__Problem requirements__: Look through the data below and work out how many lines contain the string "Blow". Give the number alone.

Records from a collection of figures:
^^^^
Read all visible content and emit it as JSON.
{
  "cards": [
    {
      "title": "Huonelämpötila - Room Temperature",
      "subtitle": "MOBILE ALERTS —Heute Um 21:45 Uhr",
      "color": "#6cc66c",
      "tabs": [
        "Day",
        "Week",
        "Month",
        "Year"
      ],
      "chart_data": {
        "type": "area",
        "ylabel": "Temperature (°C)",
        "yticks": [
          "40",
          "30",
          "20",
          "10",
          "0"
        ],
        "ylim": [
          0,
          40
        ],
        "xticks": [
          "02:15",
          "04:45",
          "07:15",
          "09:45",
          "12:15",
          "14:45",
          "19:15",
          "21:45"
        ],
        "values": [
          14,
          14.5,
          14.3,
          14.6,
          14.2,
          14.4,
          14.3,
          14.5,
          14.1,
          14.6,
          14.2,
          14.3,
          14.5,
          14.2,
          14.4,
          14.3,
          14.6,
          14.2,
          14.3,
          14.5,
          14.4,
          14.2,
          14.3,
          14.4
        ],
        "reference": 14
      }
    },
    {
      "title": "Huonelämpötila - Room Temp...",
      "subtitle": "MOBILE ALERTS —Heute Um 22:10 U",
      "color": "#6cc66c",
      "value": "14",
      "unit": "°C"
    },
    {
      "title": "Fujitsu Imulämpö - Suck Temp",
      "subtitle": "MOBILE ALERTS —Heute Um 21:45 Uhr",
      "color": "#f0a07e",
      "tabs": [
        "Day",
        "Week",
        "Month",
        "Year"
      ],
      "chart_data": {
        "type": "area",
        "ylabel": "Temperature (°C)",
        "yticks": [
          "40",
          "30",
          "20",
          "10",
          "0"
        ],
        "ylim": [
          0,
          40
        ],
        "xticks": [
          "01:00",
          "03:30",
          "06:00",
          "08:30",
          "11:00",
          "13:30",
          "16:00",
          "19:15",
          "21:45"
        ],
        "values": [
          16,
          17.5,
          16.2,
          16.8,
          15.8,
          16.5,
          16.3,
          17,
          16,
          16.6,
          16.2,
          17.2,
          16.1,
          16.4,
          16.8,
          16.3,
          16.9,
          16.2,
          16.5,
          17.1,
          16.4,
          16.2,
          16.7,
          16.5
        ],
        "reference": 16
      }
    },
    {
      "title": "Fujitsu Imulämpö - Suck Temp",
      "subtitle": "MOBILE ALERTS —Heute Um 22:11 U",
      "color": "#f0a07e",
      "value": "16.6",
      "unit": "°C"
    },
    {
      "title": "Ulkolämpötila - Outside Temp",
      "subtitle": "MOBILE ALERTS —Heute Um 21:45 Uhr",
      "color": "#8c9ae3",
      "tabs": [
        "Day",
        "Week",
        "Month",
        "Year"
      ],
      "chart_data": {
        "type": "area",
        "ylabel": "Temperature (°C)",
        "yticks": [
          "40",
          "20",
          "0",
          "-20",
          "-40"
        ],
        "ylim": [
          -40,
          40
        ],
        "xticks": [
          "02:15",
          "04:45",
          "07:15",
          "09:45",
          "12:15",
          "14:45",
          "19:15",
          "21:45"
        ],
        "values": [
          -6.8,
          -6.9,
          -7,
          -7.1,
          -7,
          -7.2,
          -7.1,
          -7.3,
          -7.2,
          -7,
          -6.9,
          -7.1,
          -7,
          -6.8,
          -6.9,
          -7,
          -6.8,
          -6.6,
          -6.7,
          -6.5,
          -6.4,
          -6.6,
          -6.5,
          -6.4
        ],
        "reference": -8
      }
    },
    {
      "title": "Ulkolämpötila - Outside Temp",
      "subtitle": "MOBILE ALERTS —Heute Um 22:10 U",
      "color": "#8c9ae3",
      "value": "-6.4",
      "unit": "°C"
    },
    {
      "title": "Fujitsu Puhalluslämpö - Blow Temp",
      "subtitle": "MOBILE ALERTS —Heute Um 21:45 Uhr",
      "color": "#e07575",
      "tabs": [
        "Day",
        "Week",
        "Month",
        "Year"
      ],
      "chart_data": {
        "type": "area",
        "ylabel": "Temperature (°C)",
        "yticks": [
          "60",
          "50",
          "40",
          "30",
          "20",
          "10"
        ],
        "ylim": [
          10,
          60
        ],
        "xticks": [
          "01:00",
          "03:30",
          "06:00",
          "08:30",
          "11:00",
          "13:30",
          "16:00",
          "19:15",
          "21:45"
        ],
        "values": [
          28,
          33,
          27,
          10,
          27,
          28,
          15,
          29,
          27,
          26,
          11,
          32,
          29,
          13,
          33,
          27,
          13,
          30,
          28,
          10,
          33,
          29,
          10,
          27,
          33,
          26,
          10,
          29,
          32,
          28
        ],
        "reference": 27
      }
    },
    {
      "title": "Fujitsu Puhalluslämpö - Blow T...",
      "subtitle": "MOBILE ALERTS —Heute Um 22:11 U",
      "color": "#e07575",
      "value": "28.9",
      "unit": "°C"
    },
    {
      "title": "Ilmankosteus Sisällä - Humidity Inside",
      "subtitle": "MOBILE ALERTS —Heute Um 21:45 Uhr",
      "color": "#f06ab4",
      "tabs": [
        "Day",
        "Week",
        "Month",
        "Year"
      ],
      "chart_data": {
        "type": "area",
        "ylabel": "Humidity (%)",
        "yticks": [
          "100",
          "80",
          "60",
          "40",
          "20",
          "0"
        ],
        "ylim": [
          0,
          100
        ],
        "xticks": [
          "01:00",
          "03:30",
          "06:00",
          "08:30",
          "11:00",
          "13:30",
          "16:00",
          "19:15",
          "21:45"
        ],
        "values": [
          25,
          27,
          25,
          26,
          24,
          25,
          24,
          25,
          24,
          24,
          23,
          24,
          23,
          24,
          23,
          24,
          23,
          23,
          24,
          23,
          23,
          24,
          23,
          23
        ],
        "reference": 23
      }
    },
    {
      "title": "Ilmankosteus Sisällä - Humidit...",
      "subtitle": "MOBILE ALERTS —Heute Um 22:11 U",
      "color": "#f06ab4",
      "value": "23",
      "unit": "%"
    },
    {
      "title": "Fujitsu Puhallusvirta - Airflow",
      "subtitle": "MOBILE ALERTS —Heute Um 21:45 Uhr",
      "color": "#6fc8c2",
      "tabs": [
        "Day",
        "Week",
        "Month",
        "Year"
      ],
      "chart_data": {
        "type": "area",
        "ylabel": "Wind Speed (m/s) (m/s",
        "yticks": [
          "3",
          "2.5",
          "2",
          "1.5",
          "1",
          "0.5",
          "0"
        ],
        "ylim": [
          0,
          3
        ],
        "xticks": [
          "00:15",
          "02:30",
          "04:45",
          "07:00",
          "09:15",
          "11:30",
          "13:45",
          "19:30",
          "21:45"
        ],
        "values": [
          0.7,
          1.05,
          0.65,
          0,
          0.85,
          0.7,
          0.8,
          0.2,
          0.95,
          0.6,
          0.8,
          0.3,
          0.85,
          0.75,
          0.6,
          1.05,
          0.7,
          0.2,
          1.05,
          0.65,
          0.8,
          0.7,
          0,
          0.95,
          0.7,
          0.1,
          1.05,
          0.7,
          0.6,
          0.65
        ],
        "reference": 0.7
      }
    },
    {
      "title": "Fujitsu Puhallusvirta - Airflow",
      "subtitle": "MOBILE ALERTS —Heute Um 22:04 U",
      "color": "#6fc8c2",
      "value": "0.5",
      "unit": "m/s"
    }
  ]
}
^^^^
__Exercise result__: 2